DATASET RECORDS:
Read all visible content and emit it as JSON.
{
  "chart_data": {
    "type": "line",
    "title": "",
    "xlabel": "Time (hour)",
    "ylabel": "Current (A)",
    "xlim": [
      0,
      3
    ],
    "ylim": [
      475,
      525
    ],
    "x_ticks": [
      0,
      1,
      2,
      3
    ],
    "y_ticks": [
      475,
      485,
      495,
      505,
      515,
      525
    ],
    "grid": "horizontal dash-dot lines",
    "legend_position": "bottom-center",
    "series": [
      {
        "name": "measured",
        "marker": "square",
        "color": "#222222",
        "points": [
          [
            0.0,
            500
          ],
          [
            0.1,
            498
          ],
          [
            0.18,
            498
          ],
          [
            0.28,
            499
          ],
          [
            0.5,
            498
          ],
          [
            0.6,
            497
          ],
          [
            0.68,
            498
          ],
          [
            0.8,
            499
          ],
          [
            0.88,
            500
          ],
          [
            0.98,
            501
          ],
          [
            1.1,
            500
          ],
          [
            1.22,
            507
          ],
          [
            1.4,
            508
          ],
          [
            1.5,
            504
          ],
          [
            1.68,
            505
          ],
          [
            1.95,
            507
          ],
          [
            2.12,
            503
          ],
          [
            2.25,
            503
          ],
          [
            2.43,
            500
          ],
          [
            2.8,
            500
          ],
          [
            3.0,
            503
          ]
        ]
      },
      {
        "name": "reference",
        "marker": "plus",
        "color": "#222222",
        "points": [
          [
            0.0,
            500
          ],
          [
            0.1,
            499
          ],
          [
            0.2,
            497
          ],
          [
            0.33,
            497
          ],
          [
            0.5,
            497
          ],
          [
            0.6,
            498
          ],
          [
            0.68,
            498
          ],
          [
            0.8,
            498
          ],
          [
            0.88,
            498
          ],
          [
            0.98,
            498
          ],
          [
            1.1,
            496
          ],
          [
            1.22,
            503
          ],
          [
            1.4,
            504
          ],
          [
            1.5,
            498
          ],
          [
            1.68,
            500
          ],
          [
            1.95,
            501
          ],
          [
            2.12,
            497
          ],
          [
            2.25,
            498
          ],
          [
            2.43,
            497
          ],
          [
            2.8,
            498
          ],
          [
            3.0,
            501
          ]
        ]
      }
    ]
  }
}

OBJECTIVE:
Copy out all of the records shown above exactly.

IN RESPONSE:
Read all visible content and emit it as JSON.
{
  "chart_data": {
    "type": "line",
    "title": "",
    "xlabel": "Time (hour)",
    "ylabel": "Current (A)",
    "xlim": [
      0,
      3
    ],
    "ylim": [
      475,
      525
    ],
    "x_ticks": [
      0,
      1,
      2,
      3
    ],
    "y_ticks": [
      475,
      485,
      495,
      505,
      515,
      525
    ],
    "grid": "horizontal dash-dot lines",
    "legend_position": "bottom-center",
    "series": [
      {
        "name": "measured",
        "marker": "square",
        "color": "#222222",
        "points": [
          [
            0.0,
            500
          ],
          [
            0.1,
            498
          ],
          [
            0.18,
            498
          ],
          [
            0.28,
            499
          ],
          [
            0.5,
            498
          ],
          [
            0.6,
            497
          ],
          [
            0.68,
            498
          ],
          [
            0.8,
            499
          ],
          [
            0.88,
            500
          ],
          [
            0.98,
            501
          ],
          [
            1.1,
            500
          ],
          [
            1.22,
            507
          ],
          [
            1.4,
            508
          ],
          [
            1.5,
            504
          ],
          [
            1.68,
            505
          ],
          [
            1.95,
            507
          ],
          [
            2.12,
            503
          ],
          [
            2.25,
            503
          ],
          [
            2.43,
            500
          ],
          [
            2.8,
            500
          ],
          [
            3.0,
            503
          ]
        ]
      },
      {
        "name": "reference",
        "marker": "plus",
        "color": "#222222",
        "points": [
          [
            0.0,
            500
          ],
          [
            0.1,
            499
          ],
          [
            0.2,
            497
          ],
          [
            0.33,
            497
          ],
          [
            0.5,
            497
          ],
          [
            0.6,
            498
          ],
          [
            0.68,
            498
          ],
          [
            0.8,
            498
          ],
          [
            0.88,
            498
          ],
          [
            0.98,
            498
          ],
          [
            1.1,
            496
          ],
          [
            1.22,
            503
          ],
          [
            1.4,
            504
          ],
          [
            1.5,
            498
          ],
          [
            1.68,
            500
          ],
          [
            1.95,
            501
          ],
          [
            2.12,
            497
          ],
          [
            2.25,
            498
          ],
          [
            2.43,
            497
          ],
          [
            2.8,
            498
          ],
          [
            3.0,
            501
          ]
        ]
      }
    ]
  }
}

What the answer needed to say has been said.